• Provided material:
◆ ◆ ◆
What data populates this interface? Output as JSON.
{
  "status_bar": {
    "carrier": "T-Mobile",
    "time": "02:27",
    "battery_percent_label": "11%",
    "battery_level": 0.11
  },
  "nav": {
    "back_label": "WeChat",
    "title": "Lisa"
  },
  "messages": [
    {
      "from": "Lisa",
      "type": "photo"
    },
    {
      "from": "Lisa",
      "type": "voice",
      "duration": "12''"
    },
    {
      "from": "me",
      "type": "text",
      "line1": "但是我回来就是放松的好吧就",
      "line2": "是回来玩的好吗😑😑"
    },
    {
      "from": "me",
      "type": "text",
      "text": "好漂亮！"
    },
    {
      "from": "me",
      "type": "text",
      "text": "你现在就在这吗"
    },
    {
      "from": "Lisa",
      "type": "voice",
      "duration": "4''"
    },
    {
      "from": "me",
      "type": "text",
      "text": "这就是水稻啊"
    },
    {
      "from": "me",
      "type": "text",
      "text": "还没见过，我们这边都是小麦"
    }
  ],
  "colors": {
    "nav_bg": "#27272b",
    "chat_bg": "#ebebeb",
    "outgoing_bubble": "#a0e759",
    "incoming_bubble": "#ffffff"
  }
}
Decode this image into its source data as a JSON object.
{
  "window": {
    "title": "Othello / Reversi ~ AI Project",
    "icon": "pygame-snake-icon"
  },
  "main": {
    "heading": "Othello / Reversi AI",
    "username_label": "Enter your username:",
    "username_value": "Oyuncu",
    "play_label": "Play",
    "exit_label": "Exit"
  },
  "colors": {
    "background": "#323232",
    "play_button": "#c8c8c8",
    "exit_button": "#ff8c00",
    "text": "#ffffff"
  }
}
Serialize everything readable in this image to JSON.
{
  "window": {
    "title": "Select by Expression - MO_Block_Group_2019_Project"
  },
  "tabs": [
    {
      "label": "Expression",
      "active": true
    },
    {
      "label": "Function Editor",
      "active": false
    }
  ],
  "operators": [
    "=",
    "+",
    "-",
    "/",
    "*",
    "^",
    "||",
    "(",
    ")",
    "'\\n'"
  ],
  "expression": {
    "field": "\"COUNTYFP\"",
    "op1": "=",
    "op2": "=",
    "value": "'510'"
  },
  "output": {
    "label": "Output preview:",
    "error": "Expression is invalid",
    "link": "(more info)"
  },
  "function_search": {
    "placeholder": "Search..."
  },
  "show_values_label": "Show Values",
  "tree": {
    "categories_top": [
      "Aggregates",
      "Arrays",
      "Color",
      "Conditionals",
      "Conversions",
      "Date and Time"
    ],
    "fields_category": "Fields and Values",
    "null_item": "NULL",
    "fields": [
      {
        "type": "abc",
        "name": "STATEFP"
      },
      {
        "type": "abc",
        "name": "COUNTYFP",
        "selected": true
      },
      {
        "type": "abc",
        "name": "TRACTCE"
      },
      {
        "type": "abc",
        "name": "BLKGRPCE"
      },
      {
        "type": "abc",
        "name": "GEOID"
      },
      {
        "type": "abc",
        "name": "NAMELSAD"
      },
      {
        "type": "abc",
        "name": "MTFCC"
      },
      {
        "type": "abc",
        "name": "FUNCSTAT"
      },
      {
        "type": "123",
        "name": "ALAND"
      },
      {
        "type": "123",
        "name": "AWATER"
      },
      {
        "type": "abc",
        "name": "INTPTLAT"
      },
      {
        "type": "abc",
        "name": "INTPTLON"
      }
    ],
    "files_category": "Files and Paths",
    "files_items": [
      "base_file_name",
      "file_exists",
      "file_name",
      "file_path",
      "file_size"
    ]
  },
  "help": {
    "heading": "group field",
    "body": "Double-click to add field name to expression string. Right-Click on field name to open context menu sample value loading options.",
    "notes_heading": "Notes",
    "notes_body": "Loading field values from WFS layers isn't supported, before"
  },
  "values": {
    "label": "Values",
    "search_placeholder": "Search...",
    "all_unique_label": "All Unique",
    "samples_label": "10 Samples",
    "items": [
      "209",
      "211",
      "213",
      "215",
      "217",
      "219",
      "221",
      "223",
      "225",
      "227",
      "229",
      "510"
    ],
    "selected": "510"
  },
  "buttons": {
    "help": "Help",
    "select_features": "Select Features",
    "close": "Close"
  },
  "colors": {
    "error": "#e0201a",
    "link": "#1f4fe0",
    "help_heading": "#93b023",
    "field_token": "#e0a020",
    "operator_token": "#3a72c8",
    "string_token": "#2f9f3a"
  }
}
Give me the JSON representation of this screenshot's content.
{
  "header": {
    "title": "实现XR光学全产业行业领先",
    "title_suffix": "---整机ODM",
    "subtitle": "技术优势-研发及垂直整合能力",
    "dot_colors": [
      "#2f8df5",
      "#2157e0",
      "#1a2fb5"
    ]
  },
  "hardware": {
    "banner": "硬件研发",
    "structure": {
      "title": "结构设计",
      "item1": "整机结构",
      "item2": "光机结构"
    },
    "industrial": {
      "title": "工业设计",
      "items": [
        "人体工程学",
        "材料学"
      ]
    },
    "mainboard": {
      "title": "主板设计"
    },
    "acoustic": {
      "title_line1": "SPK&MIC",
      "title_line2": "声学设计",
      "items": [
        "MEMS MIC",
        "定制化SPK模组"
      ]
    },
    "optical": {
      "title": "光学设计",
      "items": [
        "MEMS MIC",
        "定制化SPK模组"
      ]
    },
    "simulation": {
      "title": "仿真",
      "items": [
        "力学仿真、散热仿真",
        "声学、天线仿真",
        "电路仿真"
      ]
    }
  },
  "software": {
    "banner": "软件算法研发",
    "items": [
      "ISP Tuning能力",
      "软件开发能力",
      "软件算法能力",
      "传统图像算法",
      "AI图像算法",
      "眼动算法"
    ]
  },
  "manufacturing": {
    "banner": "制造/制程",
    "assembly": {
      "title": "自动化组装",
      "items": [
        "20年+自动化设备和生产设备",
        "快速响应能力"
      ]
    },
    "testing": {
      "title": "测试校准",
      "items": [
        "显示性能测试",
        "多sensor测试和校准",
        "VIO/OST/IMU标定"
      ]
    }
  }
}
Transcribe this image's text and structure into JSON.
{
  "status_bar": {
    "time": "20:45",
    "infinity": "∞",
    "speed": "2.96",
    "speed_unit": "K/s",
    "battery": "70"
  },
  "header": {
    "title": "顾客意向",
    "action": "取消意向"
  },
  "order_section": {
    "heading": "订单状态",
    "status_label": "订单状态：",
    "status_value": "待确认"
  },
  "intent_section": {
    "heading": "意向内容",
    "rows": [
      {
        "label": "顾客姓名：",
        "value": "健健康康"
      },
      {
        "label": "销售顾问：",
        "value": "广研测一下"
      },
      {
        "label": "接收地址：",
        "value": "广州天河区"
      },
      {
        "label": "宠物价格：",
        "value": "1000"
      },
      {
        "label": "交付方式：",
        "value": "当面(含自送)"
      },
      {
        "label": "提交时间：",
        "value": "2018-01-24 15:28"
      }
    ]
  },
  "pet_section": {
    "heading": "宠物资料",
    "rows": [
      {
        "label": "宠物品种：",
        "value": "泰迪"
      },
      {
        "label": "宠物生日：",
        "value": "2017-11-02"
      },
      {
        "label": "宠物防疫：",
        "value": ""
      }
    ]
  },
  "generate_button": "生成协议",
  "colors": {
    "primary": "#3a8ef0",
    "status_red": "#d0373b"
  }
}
◆ ◆ ◆
• Exercise description: Write out all the records above again, exactly as they stand.

• Expected answer:
What data populates this interface? Output as JSON.
{
  "status_bar": {
    "carrier": "T-Mobile",
    "time": "02:27",
    "battery_percent_label": "11%",
    "battery_level": 0.11
  },
  "nav": {
    "back_label": "WeChat",
    "title": "Lisa"
  },
  "messages": [
    {
      "from": "Lisa",
      "type": "photo"
    },
    {
      "from": "Lisa",
      "type": "voice",
      "duration": "12''"
    },
    {
      "from": "me",
      "type": "text",
      "line1": "但是我回来就是放松的好吧就",
      "line2": "是回来玩的好吗😑😑"
    },
    {
      "from": "me",
      "type": "text",
      "text": "好漂亮！"
    },
    {
      "from": "me",
      "type": "text",
      "text": "你现在就在这吗"
    },
    {
      "from": "Lisa",
      "type": "voice",
      "duration": "4''"
    },
    {
      "from": "me",
      "type": "text",
      "text": "这就是水稻啊"
    },
    {
      "from": "me",
      "type": "text",
      "text": "还没见过，我们这边都是小麦"
    }
  ],
  "colors": {
    "nav_bg": "#27272b",
    "chat_bg": "#ebebeb",
    "outgoing_bubble": "#a0e759",
    "incoming_bubble": "#ffffff"
  }
}
Decode this image into its source data as a JSON object.
{
  "window": {
    "title": "Othello / Reversi ~ AI Project",
    "icon": "pygame-snake-icon"
  },
  "main": {
    "heading": "Othello / Reversi AI",
    "username_label": "Enter your username:",
    "username_value": "Oyuncu",
    "play_label": "Play",
    "exit_label": "Exit"
  },
  "colors": {
    "background": "#323232",
    "play_button": "#c8c8c8",
    "exit_button": "#ff8c00",
    "text": "#ffffff"
  }
}
Serialize everything readable in this image to JSON.
{
  "window": {
    "title": "Select by Expression - MO_Block_Group_2019_Project"
  },
  "tabs": [
    {
      "label": "Expression",
      "active": true
    },
    {
      "label": "Function Editor",
      "active": false
    }
  ],
  "operators": [
    "=",
    "+",
    "-",
    "/",
    "*",
    "^",
    "||",
    "(",
    ")",
    "'\\n'"
  ],
  "expression": {
    "field": "\"COUNTYFP\"",
    "op1": "=",
    "op2": "=",
    "value": "'510'"
  },
  "output": {
    "label": "Output preview:",
    "error": "Expression is invalid",
    "link": "(more info)"
  },
  "function_search": {
    "placeholder": "Search..."
  },
  "show_values_label": "Show Values",
  "tree": {
    "categories_top": [
      "Aggregates",
      "Arrays",
      "Color",
      "Conditionals",
      "Conversions",
      "Date and Time"
    ],
    "fields_category": "Fields and Values",
    "null_item": "NULL",
    "fields": [
      {
        "type": "abc",
        "name": "STATEFP"
      },
      {
        "type": "abc",
        "name": "COUNTYFP",
        "selected": true
      },
      {
        "type": "abc",
        "name": "TRACTCE"
      },
      {
        "type": "abc",
        "name": "BLKGRPCE"
      },
      {
        "type": "abc",
        "name": "GEOID"
      },
      {
        "type": "abc",
        "name": "NAMELSAD"
      },
      {
        "type": "abc",
        "name": "MTFCC"
      },
      {
        "type": "abc",
        "name": "FUNCSTAT"
      },
      {
        "type": "123",
        "name": "ALAND"
      },
      {
        "type": "123",
        "name": "AWATER"
      },
      {
        "type": "abc",
        "name": "INTPTLAT"
      },
      {
        "type": "abc",
        "name": "INTPTLON"
      }
    ],
    "files_category": "Files and Paths",
    "files_items": [
      "base_file_name",
      "file_exists",
      "file_name",
      "file_path",
      "file_size"
    ]
  },
  "help": {
    "heading": "group field",
    "body": "Double-click to add field name to expression string. Right-Click on field name to open context menu sample value loading options.",
    "notes_heading": "Notes",
    "notes_body": "Loading field values from WFS layers isn't supported, before"
  },
  "values": {
    "label": "Values",
    "search_placeholder": "Search...",
    "all_unique_label": "All Unique",
    "samples_label": "10 Samples",
    "items": [
      "209",
      "211",
      "213",
      "215",
      "217",
      "219",
      "221",
      "223",
      "225",
      "227",
      "229",
      "510"
    ],
    "selected": "510"
  },
  "buttons": {
    "help": "Help",
    "select_features": "Select Features",
    "close": "Close"
  },
  "colors": {
    "error": "#e0201a",
    "link": "#1f4fe0",
    "help_heading": "#93b023",
    "field_token": "#e0a020",
    "operator_token": "#3a72c8",
    "string_token": "#2f9f3a"
  }
}
Give me the JSON representation of this screenshot's content.
{
  "header": {
    "title": "实现XR光学全产业行业领先",
    "title_suffix": "---整机ODM",
    "subtitle": "技术优势-研发及垂直整合能力",
    "dot_colors": [
      "#2f8df5",
      "#2157e0",
      "#1a2fb5"
    ]
  },
  "hardware": {
    "banner": "硬件研发",
    "structure": {
      "title": "结构设计",
      "item1": "整机结构",
      "item2": "光机结构"
    },
    "industrial": {
      "title": "工业设计",
      "items": [
        "人体工程学",
        "材料学"
      ]
    },
    "mainboard": {
      "title": "主板设计"
    },
    "acoustic": {
      "title_line1": "SPK&MIC",
      "title_line2": "声学设计",
      "items": [
        "MEMS MIC",
        "定制化SPK模组"
      ]
    },
    "optical": {
      "title": "光学设计",
      "items": [
        "MEMS MIC",
        "定制化SPK模组"
      ]
    },
    "simulation": {
      "title": "仿真",
      "items": [
        "力学仿真、散热仿真",
        "声学、天线仿真",
        "电路仿真"
      ]
    }
  },
  "software": {
    "banner": "软件算法研发",
    "items": [
      "ISP Tuning能力",
      "软件开发能力",
      "软件算法能力",
      "传统图像算法",
      "AI图像算法",
      "眼动算法"
    ]
  },
  "manufacturing": {
    "banner": "制造/制程",
    "assembly": {
      "title": "自动化组装",
      "items": [
        "20年+自动化设备和生产设备",
        "快速响应能力"
      ]
    },
    "testing": {
      "title": "测试校准",
      "items": [
        "显示性能测试",
        "多sensor测试和校准",
        "VIO/OST/IMU标定"
      ]
    }
  }
}
Transcribe this image's text and structure into JSON.
{
  "status_bar": {
    "time": "20:45",
    "infinity": "∞",
    "speed": "2.96",
    "speed_unit": "K/s",
    "battery": "70"
  },
  "header": {
    "title": "顾客意向",
    "action": "取消意向"
  },
  "order_section": {
    "heading": "订单状态",
    "status_label": "订单状态：",
    "status_value": "待确认"
  },
  "intent_section": {
    "heading": "意向内容",
    "rows": [
      {
        "label": "顾客姓名：",
        "value": "健健康康"
      },
      {
        "label": "销售顾问：",
        "value": "广研测一下"
      },
      {
        "label": "接收地址：",
        "value": "广州天河区"
      },
      {
        "label": "宠物价格：",
        "value": "1000"
      },
      {
        "label": "交付方式：",
        "value": "当面(含自送)"
      },
      {
        "label": "提交时间：",
        "value": "2018-01-24 15:28"
      }
    ]
  },
  "pet_section": {
    "heading": "宠物资料",
    "rows": [
      {
        "label": "宠物品种：",
        "value": "泰迪"
      },
      {
        "label": "宠物生日：",
        "value": "2017-11-02"
      },
      {
        "label": "宠物防疫：",
        "value": ""
      }
    ]
  },
  "generate_button": "生成协议",
  "colors": {
    "primary": "#3a8ef0",
    "status_red": "#d0373b"
  }
}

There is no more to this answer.